» **Source data**:
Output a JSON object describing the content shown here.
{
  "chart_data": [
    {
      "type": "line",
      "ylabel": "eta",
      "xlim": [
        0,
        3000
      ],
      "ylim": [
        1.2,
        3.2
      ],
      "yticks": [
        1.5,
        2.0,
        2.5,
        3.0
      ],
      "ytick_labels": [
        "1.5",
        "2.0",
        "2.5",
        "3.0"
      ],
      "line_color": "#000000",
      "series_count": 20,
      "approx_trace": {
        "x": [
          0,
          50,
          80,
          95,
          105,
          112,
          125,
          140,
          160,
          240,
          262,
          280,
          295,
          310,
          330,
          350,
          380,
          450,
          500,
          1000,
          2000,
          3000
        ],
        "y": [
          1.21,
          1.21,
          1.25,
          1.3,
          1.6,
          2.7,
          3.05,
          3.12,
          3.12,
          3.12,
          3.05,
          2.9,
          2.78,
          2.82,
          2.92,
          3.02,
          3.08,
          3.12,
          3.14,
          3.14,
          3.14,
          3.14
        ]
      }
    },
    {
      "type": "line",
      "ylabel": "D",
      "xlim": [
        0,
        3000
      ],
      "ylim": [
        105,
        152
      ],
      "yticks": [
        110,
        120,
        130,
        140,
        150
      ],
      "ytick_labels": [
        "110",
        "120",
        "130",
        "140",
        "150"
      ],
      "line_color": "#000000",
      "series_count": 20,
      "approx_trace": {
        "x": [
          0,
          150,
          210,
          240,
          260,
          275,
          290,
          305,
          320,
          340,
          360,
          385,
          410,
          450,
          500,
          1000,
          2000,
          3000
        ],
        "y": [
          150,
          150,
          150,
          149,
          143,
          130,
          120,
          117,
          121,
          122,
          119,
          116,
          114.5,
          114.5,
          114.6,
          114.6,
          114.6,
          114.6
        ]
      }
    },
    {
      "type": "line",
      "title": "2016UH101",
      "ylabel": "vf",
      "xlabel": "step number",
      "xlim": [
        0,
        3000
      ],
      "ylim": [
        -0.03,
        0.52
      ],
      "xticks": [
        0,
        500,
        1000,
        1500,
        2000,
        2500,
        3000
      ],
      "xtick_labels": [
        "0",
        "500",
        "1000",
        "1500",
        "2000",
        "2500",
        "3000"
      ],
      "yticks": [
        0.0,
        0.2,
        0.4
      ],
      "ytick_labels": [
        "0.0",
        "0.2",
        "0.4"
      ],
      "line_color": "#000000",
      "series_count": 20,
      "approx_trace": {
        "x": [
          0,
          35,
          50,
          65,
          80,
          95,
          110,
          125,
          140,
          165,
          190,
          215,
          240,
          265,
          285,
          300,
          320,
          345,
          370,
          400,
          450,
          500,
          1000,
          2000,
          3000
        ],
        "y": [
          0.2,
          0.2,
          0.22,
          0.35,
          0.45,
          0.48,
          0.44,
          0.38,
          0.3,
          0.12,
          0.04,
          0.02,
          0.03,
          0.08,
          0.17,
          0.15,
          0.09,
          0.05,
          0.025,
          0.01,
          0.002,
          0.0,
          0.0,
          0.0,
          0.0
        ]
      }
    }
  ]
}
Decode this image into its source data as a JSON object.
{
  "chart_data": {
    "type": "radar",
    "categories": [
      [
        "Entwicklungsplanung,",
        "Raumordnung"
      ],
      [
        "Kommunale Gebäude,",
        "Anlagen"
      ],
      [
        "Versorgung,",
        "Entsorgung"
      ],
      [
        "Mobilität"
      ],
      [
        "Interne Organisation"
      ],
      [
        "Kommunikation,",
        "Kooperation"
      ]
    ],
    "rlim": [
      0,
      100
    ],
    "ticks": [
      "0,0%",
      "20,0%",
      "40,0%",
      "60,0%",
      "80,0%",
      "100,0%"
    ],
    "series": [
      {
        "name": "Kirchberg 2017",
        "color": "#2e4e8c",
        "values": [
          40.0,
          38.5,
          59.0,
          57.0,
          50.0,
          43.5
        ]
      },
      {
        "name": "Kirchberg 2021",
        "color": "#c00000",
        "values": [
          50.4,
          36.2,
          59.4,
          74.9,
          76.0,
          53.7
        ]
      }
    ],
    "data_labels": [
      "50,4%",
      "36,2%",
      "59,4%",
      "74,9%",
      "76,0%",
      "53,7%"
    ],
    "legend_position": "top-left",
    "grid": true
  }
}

» **Task prompt**: Copy each line that contains the word "Kirchberg".

» **Answer to this exercise**:
        "name": "Kirchberg 2017",
        "name": "Kirchberg 2021",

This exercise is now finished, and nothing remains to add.